_What you have to do_: Read the listing below and copy out every line that holds "content".

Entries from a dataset
══════════
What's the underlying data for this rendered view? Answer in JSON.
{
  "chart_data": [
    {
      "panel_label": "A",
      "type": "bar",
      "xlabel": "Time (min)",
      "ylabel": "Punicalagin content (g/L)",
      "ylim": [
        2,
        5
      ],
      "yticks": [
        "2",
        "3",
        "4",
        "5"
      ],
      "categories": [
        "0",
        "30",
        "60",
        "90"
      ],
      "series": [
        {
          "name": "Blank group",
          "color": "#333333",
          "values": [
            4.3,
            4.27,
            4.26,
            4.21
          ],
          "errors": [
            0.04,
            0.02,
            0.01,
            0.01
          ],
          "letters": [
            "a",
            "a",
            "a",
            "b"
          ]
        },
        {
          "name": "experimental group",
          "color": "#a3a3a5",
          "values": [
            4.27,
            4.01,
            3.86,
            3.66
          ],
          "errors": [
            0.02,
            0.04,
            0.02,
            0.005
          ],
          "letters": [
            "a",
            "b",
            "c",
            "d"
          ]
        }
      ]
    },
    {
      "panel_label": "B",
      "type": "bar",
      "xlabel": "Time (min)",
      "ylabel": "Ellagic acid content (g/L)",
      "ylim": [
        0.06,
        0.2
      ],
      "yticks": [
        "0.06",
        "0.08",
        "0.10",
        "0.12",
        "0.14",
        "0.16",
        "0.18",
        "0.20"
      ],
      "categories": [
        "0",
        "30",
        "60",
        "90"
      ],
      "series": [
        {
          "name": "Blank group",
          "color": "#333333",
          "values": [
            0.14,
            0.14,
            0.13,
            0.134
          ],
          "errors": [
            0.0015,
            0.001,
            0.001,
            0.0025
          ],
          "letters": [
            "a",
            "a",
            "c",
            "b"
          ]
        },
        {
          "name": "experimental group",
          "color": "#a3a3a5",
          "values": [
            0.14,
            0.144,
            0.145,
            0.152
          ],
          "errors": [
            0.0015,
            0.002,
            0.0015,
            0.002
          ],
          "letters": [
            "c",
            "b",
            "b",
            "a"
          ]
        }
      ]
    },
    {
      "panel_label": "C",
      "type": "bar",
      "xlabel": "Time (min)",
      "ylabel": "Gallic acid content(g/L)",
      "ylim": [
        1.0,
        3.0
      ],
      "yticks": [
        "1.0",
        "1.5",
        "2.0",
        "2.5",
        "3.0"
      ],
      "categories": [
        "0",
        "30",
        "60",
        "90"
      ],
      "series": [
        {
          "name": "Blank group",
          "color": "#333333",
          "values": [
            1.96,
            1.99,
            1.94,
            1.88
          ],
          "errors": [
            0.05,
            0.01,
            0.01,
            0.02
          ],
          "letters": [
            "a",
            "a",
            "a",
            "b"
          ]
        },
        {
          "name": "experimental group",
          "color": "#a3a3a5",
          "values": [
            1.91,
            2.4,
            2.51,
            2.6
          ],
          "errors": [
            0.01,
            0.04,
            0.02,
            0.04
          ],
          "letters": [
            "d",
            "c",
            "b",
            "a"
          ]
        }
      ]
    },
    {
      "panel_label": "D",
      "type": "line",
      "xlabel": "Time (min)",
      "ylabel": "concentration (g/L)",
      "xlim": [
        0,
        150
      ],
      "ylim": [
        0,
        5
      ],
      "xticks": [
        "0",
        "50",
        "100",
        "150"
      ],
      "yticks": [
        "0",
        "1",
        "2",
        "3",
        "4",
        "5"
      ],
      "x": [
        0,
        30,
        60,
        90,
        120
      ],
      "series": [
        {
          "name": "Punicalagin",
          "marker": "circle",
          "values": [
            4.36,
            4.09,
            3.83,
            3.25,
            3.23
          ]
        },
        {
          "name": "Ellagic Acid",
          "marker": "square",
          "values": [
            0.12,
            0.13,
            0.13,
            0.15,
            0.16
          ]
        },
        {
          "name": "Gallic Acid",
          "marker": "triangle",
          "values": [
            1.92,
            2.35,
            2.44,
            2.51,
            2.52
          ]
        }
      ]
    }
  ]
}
══════════
_Complete answer_:
      "ylabel": "Punicalagin content (g/L)",
      "ylabel": "Ellagic acid content (g/L)",
      "ylabel": "Gallic acid content(g/L)",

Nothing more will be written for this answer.